**DATA SHOWN:**

-- -- --

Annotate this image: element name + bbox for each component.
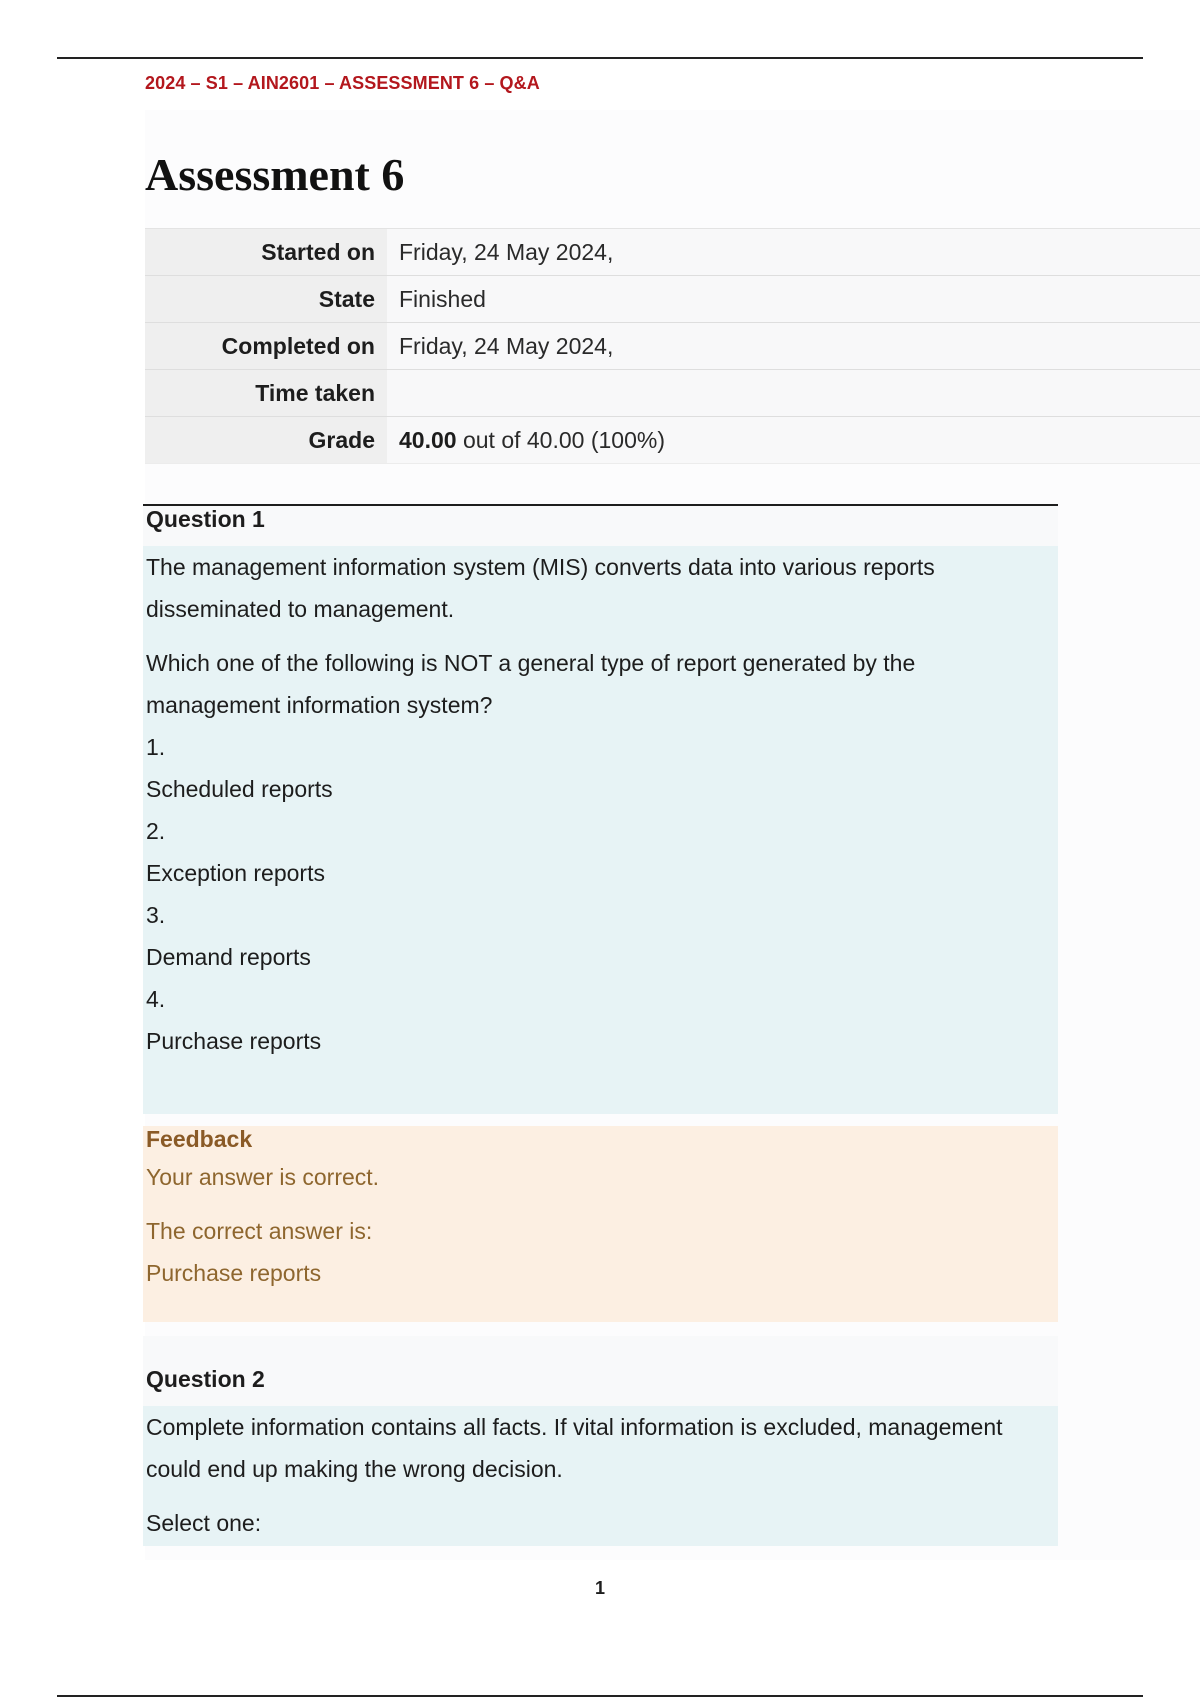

-- -- --

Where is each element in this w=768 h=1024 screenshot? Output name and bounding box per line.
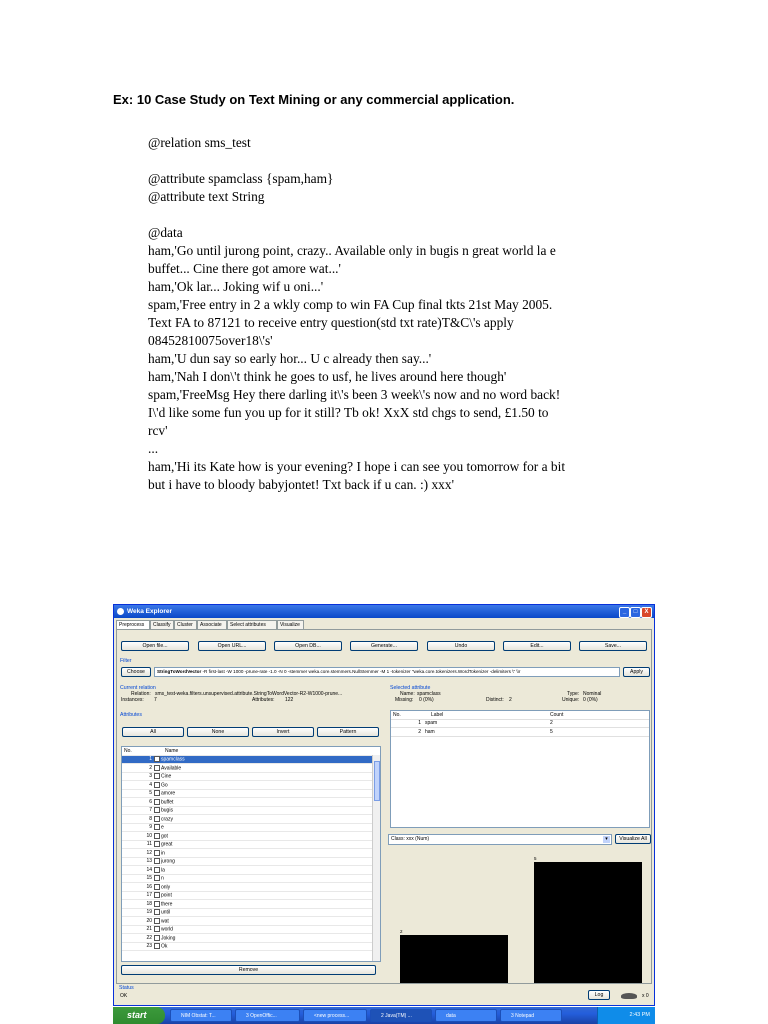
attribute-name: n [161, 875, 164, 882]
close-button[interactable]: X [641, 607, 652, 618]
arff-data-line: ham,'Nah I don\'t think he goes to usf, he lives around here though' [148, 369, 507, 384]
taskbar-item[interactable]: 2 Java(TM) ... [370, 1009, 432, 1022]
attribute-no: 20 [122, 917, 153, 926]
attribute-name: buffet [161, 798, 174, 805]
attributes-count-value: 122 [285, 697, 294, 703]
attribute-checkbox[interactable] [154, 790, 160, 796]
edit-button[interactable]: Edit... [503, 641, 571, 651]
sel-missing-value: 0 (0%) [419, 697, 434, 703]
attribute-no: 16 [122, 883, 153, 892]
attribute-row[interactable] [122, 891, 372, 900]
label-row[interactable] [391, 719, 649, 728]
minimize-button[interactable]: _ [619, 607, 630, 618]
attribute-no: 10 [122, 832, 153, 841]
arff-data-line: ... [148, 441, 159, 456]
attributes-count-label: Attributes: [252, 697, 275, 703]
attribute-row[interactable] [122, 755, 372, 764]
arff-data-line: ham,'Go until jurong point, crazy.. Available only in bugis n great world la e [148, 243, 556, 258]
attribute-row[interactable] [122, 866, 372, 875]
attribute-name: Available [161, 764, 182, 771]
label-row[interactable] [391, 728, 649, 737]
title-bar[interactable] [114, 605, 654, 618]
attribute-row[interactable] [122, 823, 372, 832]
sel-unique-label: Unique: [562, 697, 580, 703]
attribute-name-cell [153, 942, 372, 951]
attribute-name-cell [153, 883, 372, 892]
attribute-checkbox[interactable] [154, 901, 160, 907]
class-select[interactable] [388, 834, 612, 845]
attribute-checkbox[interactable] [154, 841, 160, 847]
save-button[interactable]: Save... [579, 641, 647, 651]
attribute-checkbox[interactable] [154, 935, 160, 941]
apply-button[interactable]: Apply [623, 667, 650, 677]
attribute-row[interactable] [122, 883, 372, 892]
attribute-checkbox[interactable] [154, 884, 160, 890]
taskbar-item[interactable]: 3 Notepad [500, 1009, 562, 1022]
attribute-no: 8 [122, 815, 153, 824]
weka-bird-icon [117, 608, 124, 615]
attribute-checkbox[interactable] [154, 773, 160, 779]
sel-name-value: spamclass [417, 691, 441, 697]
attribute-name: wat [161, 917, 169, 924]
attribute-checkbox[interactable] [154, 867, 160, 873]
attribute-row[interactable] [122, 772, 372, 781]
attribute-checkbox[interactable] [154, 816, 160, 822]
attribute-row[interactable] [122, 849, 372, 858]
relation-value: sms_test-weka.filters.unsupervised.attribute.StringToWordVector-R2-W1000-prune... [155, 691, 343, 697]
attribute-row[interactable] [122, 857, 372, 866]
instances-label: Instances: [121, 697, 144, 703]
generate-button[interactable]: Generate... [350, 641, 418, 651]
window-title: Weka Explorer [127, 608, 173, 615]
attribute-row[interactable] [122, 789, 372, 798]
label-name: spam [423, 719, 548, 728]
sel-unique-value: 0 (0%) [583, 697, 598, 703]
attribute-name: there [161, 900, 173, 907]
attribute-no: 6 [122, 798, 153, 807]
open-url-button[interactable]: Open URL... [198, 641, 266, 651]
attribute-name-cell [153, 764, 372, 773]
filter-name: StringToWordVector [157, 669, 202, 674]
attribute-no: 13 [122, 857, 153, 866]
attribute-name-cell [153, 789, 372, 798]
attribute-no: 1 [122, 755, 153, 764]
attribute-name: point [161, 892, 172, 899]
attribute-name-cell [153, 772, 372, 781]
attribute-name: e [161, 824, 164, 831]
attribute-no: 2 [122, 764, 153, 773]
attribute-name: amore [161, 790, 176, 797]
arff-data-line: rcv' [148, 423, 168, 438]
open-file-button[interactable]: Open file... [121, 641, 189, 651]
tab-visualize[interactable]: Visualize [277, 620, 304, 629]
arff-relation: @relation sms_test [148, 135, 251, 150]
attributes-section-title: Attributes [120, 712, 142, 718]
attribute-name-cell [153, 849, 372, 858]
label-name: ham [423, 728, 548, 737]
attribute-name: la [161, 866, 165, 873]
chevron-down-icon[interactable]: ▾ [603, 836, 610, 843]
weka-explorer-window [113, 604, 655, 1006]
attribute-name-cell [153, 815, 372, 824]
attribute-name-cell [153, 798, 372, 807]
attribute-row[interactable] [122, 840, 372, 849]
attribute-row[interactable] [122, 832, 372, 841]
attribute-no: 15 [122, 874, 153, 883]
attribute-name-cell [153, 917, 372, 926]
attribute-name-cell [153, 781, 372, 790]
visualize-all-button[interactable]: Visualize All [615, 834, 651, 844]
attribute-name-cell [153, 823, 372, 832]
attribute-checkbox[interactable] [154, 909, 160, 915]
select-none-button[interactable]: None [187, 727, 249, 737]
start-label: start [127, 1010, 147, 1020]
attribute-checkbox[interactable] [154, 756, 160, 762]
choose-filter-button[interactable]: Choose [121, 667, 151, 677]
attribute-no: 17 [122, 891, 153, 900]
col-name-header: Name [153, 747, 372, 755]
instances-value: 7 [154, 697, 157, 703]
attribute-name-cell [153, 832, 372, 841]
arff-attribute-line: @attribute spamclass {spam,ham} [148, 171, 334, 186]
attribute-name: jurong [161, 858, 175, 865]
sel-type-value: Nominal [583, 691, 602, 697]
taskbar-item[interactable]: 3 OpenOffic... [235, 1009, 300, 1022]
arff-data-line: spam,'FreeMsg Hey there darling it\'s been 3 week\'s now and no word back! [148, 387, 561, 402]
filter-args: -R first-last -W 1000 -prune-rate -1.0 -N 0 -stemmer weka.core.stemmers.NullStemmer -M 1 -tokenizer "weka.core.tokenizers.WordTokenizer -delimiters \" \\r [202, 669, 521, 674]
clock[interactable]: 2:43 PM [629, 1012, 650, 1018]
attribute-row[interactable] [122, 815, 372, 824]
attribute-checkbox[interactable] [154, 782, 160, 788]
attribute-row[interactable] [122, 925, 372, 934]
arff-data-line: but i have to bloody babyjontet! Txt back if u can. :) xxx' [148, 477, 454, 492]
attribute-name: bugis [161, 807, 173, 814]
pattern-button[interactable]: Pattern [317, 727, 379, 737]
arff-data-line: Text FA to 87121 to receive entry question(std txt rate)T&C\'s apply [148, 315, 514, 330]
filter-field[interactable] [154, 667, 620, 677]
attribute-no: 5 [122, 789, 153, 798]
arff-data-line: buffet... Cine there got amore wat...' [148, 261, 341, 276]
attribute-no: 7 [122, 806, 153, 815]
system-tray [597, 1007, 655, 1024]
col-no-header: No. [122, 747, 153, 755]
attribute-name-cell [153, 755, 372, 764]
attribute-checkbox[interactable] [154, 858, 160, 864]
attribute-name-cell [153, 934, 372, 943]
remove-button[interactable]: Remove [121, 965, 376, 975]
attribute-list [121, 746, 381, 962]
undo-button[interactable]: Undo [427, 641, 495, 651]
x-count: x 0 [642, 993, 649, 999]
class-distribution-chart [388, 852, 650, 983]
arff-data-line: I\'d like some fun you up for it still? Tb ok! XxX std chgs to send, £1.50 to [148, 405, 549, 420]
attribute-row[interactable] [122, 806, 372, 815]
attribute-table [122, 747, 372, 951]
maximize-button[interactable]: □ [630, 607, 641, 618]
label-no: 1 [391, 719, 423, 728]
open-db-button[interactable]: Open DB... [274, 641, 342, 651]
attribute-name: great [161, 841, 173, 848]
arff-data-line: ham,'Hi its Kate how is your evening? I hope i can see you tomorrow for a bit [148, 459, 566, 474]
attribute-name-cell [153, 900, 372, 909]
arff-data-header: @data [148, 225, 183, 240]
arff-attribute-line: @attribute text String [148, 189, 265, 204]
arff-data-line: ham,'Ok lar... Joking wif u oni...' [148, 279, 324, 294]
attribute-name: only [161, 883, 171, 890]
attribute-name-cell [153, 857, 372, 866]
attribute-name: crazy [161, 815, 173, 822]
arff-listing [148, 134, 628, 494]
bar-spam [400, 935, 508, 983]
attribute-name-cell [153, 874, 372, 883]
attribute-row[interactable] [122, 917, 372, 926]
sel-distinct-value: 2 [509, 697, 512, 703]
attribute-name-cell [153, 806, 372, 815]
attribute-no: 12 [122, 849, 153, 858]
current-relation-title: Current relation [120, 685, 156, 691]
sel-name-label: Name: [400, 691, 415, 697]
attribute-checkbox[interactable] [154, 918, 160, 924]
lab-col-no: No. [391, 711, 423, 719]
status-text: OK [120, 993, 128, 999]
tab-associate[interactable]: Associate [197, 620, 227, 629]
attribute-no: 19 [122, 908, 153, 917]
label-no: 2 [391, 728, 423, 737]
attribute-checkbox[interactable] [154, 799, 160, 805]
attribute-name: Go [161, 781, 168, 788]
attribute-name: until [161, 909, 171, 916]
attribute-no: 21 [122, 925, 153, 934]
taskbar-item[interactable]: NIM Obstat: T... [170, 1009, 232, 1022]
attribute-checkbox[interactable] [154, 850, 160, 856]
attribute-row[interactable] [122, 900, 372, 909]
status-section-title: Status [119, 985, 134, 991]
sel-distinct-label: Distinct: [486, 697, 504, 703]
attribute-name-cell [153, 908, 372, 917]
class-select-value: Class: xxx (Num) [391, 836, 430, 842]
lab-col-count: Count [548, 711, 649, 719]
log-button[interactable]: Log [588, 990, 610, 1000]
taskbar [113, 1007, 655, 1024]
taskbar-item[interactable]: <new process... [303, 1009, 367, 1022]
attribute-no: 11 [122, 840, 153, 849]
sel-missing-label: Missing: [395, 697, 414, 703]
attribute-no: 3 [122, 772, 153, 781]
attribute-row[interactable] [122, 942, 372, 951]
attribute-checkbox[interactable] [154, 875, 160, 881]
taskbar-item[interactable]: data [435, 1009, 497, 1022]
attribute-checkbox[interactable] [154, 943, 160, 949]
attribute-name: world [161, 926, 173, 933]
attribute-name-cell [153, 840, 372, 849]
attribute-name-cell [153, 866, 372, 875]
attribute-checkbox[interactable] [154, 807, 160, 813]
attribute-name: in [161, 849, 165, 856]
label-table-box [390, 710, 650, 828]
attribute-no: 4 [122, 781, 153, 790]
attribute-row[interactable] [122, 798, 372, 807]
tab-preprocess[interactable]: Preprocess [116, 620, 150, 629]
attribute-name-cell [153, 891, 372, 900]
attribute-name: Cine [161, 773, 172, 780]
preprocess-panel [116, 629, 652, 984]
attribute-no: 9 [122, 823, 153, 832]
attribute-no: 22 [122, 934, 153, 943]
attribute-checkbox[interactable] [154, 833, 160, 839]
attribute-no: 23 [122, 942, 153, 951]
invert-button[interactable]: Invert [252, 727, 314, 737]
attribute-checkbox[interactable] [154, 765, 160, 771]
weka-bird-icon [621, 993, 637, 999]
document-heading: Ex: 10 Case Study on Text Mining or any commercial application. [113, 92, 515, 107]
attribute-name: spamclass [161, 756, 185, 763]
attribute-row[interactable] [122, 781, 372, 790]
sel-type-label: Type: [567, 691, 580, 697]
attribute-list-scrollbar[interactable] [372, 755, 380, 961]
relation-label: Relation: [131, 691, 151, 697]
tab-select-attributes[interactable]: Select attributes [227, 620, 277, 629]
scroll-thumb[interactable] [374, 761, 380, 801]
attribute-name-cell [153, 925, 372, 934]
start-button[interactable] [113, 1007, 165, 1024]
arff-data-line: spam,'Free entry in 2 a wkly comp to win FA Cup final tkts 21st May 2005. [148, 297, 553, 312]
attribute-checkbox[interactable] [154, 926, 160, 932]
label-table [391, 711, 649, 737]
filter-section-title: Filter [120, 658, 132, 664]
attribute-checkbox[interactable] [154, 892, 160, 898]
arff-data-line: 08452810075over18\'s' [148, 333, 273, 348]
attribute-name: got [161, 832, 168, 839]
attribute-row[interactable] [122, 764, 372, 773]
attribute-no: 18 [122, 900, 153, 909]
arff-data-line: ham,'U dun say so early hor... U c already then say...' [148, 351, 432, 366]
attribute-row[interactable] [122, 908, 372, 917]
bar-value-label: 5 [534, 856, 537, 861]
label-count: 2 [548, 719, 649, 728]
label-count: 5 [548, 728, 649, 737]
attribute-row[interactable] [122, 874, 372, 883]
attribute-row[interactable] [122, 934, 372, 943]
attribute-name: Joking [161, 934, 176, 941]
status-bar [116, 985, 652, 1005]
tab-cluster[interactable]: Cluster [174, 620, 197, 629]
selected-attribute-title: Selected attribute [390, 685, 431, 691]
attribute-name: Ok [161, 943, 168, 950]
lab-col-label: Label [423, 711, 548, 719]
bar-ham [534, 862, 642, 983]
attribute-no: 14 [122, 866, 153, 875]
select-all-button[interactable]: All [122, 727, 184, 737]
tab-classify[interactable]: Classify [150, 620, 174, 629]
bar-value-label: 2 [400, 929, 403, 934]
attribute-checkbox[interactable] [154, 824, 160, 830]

-- -- --

**TASK TO CARRY OUT:**
Can you lay out the material from the line containing "Where is each" through the line containing "attributes-count-value: 122 [285, 697, 294, 703]" as a numbered list, without blank lines or pictures?

**EXERCISE RESULT:**
1. Where is each element in this w=768 h=1024 screenshot? Output name and bounding box per line.
2. attribute-name: n [161, 875, 164, 882]
3. close-button[interactable]: X [641, 607, 652, 618]
4. arff-data-line: ham,'Nah I don\'t think he goes to usf, he lives around here though' [148, 369, 507, 384]
5. taskbar-item[interactable]: 2 Java(TM) ... [370, 1009, 432, 1022]
6. attribute-no: 20 [122, 917, 153, 926]
7. attribute-name: buffet [161, 798, 174, 805]
8. attributes-count-value: 122 [285, 697, 294, 703]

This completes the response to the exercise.